(Saved entries)
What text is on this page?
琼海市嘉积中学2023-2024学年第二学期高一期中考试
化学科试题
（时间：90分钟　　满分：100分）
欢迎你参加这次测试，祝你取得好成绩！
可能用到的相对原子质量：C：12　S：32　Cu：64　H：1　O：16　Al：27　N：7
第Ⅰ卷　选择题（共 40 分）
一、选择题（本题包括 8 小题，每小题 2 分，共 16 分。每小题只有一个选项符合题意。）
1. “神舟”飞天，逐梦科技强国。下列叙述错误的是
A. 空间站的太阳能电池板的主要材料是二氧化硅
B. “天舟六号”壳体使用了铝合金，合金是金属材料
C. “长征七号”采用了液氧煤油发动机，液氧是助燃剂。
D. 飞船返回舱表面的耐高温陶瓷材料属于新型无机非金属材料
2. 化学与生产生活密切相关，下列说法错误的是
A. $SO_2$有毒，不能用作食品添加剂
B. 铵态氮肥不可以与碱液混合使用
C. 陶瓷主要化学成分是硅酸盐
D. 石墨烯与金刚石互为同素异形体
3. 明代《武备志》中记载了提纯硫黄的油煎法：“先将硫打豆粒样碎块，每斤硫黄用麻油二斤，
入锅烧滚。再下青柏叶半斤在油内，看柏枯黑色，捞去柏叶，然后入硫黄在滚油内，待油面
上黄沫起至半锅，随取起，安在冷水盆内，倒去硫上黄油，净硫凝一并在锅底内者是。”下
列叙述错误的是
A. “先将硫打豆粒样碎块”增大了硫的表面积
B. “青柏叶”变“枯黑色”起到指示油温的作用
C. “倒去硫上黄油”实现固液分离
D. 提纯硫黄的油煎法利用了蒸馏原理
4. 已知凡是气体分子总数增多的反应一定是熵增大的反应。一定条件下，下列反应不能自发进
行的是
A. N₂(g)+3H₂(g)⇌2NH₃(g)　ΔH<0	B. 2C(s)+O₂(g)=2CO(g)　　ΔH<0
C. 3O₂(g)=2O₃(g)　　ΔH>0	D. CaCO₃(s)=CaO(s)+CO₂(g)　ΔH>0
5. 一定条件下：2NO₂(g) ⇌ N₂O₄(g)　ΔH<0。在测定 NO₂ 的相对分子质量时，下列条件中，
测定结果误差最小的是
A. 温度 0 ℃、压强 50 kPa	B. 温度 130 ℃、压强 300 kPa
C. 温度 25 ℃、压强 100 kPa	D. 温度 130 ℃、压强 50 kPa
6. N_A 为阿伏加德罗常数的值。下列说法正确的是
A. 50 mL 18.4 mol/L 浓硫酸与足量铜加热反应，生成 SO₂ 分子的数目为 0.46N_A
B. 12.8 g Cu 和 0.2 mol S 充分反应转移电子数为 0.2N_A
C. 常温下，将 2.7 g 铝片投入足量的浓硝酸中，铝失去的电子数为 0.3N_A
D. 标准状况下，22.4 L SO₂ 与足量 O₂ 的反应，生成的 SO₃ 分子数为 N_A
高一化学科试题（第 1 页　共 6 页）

▶ [INSTRUCTIONS TO FOLLOW]
Scan the material above for the string "先将硫打豆粒样碎块" and report each line where you find it.

▶ [RESPONSE]
3. 明代《武备志》中记载了提纯硫黄的油煎法：“先将硫打豆粒样碎块，每斤硫黄用麻油二斤，
A. “先将硫打豆粒样碎块”增大了硫的表面积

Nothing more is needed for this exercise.